WHAT IS ASKED -> Take the material below and write it all out again exactly.

DATA ->
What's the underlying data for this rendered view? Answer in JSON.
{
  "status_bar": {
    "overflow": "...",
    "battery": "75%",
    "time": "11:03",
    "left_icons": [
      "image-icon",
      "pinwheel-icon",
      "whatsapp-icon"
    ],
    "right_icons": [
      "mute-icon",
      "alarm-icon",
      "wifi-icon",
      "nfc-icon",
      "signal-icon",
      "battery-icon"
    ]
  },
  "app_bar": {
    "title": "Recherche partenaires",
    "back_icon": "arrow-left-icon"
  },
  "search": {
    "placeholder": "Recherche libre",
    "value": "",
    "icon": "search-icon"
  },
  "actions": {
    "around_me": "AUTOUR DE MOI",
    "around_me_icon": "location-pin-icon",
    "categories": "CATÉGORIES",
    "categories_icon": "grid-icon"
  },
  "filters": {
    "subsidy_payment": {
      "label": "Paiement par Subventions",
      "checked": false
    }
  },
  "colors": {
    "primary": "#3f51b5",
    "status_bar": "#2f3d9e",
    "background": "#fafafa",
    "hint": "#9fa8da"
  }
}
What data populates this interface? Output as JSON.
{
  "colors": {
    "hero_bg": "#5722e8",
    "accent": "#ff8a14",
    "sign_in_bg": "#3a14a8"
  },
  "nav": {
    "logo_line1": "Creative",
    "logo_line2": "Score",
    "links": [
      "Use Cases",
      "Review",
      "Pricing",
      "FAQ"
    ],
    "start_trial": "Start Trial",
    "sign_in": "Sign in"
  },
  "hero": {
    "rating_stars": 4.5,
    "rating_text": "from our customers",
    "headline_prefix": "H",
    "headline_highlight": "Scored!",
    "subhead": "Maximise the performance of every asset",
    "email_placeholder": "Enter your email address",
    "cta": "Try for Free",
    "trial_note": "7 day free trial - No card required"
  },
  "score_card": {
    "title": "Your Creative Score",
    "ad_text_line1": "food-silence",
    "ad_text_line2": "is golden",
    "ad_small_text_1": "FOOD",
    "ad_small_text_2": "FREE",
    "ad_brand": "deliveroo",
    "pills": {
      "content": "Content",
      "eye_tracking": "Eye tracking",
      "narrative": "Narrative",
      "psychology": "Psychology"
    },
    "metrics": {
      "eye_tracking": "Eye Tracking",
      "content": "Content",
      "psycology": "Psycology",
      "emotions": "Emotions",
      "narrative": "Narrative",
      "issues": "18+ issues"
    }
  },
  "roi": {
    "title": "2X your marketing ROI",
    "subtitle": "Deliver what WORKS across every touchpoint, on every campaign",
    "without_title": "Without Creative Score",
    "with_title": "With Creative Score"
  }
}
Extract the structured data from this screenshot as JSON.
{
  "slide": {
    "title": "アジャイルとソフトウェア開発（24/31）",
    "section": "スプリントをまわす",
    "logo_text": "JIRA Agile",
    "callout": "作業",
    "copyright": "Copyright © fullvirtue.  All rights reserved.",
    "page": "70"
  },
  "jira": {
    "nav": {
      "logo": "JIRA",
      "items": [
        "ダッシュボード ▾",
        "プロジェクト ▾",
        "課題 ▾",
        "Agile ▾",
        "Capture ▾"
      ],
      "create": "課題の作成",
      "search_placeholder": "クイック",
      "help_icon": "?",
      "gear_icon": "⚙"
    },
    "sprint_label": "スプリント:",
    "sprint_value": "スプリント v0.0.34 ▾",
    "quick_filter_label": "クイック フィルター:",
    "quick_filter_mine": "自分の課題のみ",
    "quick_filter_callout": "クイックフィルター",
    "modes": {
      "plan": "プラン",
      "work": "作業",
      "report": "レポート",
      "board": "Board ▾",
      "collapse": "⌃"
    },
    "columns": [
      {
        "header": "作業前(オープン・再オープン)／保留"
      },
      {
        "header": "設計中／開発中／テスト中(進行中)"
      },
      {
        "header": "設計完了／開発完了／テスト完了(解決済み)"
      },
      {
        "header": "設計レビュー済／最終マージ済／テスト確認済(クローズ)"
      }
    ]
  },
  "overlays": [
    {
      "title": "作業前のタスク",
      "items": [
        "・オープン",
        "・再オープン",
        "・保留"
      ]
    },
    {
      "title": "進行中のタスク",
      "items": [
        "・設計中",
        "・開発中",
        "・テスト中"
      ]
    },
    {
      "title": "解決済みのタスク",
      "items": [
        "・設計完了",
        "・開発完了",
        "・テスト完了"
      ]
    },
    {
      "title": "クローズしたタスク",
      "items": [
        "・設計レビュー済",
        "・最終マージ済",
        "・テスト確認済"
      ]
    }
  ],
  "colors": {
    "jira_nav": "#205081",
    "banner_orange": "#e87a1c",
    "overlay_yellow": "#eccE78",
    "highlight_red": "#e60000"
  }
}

ANSWER TO THIS TASK ->
What's the underlying data for this rendered view? Answer in JSON.
{
  "status_bar": {
    "overflow": "...",
    "battery": "75%",
    "time": "11:03",
    "left_icons": [
      "image-icon",
      "pinwheel-icon",
      "whatsapp-icon"
    ],
    "right_icons": [
      "mute-icon",
      "alarm-icon",
      "wifi-icon",
      "nfc-icon",
      "signal-icon",
      "battery-icon"
    ]
  },
  "app_bar": {
    "title": "Recherche partenaires",
    "back_icon": "arrow-left-icon"
  },
  "search": {
    "placeholder": "Recherche libre",
    "value": "",
    "icon": "search-icon"
  },
  "actions": {
    "around_me": "AUTOUR DE MOI",
    "around_me_icon": "location-pin-icon",
    "categories": "CATÉGORIES",
    "categories_icon": "grid-icon"
  },
  "filters": {
    "subsidy_payment": {
      "label": "Paiement par Subventions",
      "checked": false
    }
  },
  "colors": {
    "primary": "#3f51b5",
    "status_bar": "#2f3d9e",
    "background": "#fafafa",
    "hint": "#9fa8da"
  }
}
What data populates this interface? Output as JSON.
{
  "colors": {
    "hero_bg": "#5722e8",
    "accent": "#ff8a14",
    "sign_in_bg": "#3a14a8"
  },
  "nav": {
    "logo_line1": "Creative",
    "logo_line2": "Score",
    "links": [
      "Use Cases",
      "Review",
      "Pricing",
      "FAQ"
    ],
    "start_trial": "Start Trial",
    "sign_in": "Sign in"
  },
  "hero": {
    "rating_stars": 4.5,
    "rating_text": "from our customers",
    "headline_prefix": "H",
    "headline_highlight": "Scored!",
    "subhead": "Maximise the performance of every asset",
    "email_placeholder": "Enter your email address",
    "cta": "Try for Free",
    "trial_note": "7 day free trial - No card required"
  },
  "score_card": {
    "title": "Your Creative Score",
    "ad_text_line1": "food-silence",
    "ad_text_line2": "is golden",
    "ad_small_text_1": "FOOD",
    "ad_small_text_2": "FREE",
    "ad_brand": "deliveroo",
    "pills": {
      "content": "Content",
      "eye_tracking": "Eye tracking",
      "narrative": "Narrative",
      "psychology": "Psychology"
    },
    "metrics": {
      "eye_tracking": "Eye Tracking",
      "content": "Content",
      "psycology": "Psycology",
      "emotions": "Emotions",
      "narrative": "Narrative",
      "issues": "18+ issues"
    }
  },
  "roi": {
    "title": "2X your marketing ROI",
    "subtitle": "Deliver what WORKS across every touchpoint, on every campaign",
    "without_title": "Without Creative Score",
    "with_title": "With Creative Score"
  }
}
Extract the structured data from this screenshot as JSON.
{
  "slide": {
    "title": "アジャイルとソフトウェア開発（24/31）",
    "section": "スプリントをまわす",
    "logo_text": "JIRA Agile",
    "callout": "作業",
    "copyright": "Copyright © fullvirtue.  All rights reserved.",
    "page": "70"
  },
  "jira": {
    "nav": {
      "logo": "JIRA",
      "items": [
        "ダッシュボード ▾",
        "プロジェクト ▾",
        "課題 ▾",
        "Agile ▾",
        "Capture ▾"
      ],
      "create": "課題の作成",
      "search_placeholder": "クイック",
      "help_icon": "?",
      "gear_icon": "⚙"
    },
    "sprint_label": "スプリント:",
    "sprint_value": "スプリント v0.0.34 ▾",
    "quick_filter_label": "クイック フィルター:",
    "quick_filter_mine": "自分の課題のみ",
    "quick_filter_callout": "クイックフィルター",
    "modes": {
      "plan": "プラン",
      "work": "作業",
      "report": "レポート",
      "board": "Board ▾",
      "collapse": "⌃"
    },
    "columns": [
      {
        "header": "作業前(オープン・再オープン)／保留"
      },
      {
        "header": "設計中／開発中／テスト中(進行中)"
      },
      {
        "header": "設計完了／開発完了／テスト完了(解決済み)"
      },
      {
        "header": "設計レビュー済／最終マージ済／テスト確認済(クローズ)"
      }
    ]
  },
  "overlays": [
    {
      "title": "作業前のタスク",
      "items": [
        "・オープン",
        "・再オープン",
        "・保留"
      ]
    },
    {
      "title": "進行中のタスク",
      "items": [
        "・設計中",
        "・開発中",
        "・テスト中"
      ]
    },
    {
      "title": "解決済みのタスク",
      "items": [
        "・設計完了",
        "・開発完了",
        "・テスト完了"
      ]
    },
    {
      "title": "クローズしたタスク",
      "items": [
        "・設計レビュー済",
        "・最終マージ済",
        "・テスト確認済"
      ]
    }
  ],
  "colors": {
    "jira_nav": "#205081",
    "banner_orange": "#e87a1c",
    "overlay_yellow": "#eccE78",
    "highlight_red": "#e60000"
  }
}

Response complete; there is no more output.